[What the exercise asks] Determine which lines contain the word "original", then copy those lines.

[Collection entries]
* begin *

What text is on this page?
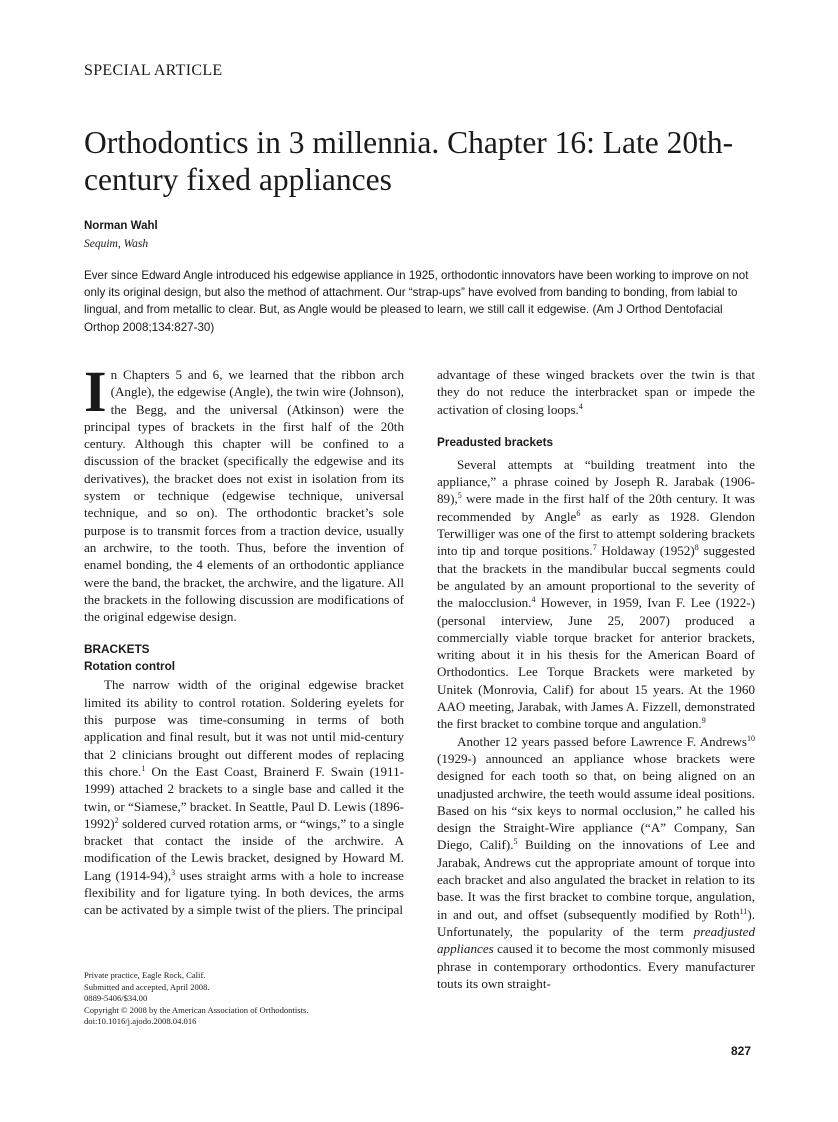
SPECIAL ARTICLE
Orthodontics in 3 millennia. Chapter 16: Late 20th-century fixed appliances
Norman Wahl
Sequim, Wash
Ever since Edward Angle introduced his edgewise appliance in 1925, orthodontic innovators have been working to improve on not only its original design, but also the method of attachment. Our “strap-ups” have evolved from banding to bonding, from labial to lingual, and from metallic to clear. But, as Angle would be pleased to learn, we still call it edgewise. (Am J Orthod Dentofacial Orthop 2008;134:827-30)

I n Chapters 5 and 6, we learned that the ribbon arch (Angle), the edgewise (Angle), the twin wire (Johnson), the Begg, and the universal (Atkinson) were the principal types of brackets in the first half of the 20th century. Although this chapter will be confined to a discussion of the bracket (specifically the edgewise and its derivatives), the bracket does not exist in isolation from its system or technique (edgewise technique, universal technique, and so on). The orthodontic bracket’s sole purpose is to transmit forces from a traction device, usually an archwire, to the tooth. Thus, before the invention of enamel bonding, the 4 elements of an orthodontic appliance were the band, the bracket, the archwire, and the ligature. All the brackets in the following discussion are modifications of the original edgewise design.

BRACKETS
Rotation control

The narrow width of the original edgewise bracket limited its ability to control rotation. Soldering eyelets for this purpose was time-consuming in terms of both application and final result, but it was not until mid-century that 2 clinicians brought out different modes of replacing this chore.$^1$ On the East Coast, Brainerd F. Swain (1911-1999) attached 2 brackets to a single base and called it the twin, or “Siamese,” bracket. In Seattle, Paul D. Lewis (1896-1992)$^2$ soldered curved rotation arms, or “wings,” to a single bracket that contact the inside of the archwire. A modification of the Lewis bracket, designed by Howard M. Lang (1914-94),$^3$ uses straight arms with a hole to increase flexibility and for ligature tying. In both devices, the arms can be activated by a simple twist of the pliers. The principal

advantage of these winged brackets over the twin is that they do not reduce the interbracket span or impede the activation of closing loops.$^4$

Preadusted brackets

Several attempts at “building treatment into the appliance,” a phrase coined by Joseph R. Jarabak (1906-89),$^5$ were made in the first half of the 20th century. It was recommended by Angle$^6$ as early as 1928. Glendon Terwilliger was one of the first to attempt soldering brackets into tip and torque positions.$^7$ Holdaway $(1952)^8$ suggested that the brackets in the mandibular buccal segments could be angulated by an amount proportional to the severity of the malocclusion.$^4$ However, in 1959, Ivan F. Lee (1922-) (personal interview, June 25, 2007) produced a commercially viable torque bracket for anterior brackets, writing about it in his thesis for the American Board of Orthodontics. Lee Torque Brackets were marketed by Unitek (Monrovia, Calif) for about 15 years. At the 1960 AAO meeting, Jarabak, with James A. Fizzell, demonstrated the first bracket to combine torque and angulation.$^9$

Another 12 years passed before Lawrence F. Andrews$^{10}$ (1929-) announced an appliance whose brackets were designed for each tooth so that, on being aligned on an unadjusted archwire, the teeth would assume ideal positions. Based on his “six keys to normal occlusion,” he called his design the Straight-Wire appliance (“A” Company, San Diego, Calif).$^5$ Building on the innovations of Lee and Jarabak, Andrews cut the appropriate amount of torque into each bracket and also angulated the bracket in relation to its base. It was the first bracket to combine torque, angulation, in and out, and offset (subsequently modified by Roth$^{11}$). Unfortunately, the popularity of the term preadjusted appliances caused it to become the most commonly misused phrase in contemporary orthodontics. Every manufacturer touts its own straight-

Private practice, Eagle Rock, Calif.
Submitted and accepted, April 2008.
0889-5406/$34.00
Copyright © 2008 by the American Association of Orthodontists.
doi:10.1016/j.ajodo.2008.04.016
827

* end *
* begin *

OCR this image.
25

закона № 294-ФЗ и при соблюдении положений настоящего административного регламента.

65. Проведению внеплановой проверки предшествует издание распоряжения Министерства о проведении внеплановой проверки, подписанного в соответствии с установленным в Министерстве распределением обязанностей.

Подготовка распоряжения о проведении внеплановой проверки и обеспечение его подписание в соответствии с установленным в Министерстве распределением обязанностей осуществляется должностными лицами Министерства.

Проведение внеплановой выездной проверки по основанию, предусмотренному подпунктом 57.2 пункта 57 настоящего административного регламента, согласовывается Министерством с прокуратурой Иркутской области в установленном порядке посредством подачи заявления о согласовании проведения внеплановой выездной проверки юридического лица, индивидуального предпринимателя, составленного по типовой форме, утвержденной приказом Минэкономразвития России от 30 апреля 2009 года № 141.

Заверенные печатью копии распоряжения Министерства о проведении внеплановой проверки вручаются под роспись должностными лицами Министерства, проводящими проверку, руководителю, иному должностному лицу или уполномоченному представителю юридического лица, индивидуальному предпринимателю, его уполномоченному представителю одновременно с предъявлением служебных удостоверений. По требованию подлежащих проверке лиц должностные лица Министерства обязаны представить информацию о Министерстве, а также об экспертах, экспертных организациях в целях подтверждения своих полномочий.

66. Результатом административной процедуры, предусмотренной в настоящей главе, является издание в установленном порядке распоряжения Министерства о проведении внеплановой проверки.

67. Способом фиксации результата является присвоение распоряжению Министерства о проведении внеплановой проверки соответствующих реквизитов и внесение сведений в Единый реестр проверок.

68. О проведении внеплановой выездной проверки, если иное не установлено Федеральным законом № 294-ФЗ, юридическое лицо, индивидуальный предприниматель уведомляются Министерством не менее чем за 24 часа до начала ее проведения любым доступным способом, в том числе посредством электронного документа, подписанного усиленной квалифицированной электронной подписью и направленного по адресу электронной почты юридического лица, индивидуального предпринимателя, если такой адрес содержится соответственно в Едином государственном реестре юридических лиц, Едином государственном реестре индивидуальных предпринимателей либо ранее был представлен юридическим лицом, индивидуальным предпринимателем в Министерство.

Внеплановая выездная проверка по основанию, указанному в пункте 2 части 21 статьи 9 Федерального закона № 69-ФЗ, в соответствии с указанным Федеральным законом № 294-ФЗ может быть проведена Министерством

* end *

[Reply to the task]
Ever since Edward Angle introduced his edgewise appliance in 1925, orthodontic innovators have been working to improve on not only its original design, but also the method of attachment. Our “strap-ups” have evolved from banding to bonding, from labial to lingual, and from metallic to clear. But, as Angle would be pleased to learn, we still call it edgewise. (Am J Orthod Dentofacial Orthop 2008;134:827-30)
I n Chapters 5 and 6, we learned that the ribbon arch (Angle), the edgewise (Angle), the twin wire (Johnson), the Begg, and the universal (Atkinson) were the principal types of brackets in the first half of the 20th century. Although this chapter will be confined to a discussion of the bracket (specifically the edgewise and its derivatives), the bracket does not exist in isolation from its system or technique (edgewise technique, universal technique, and so on). The orthodontic bracket’s sole purpose is to transmit forces from a traction device, usually an archwire, to the tooth. Thus, before the invention of enamel bonding, the 4 elements of an orthodontic appliance were the band, the bracket, the archwire, and the ligature. All the brackets in the following discussion are modifications of the original edgewise design.
The narrow width of the original edgewise bracket limited its ability to control rotation. Soldering eyelets for this purpose was time-consuming in terms of both application and final result, but it was not until mid-century that 2 clinicians brought out different modes of replacing this chore.$^1$ On the East Coast, Brainerd F. Swain (1911-1999) attached 2 brackets to a single base and called it the twin, or “Siamese,” bracket. In Seattle, Paul D. Lewis (1896-1992)$^2$ soldered curved rotation arms, or “wings,” to a single bracket that contact the inside of the archwire. A modification of the Lewis bracket, designed by Howard M. Lang (1914-94),$^3$ uses straight arms with a hole to increase flexibility and for ligature tying. In both devices, the arms can be activated by a simple twist of the pliers. The principal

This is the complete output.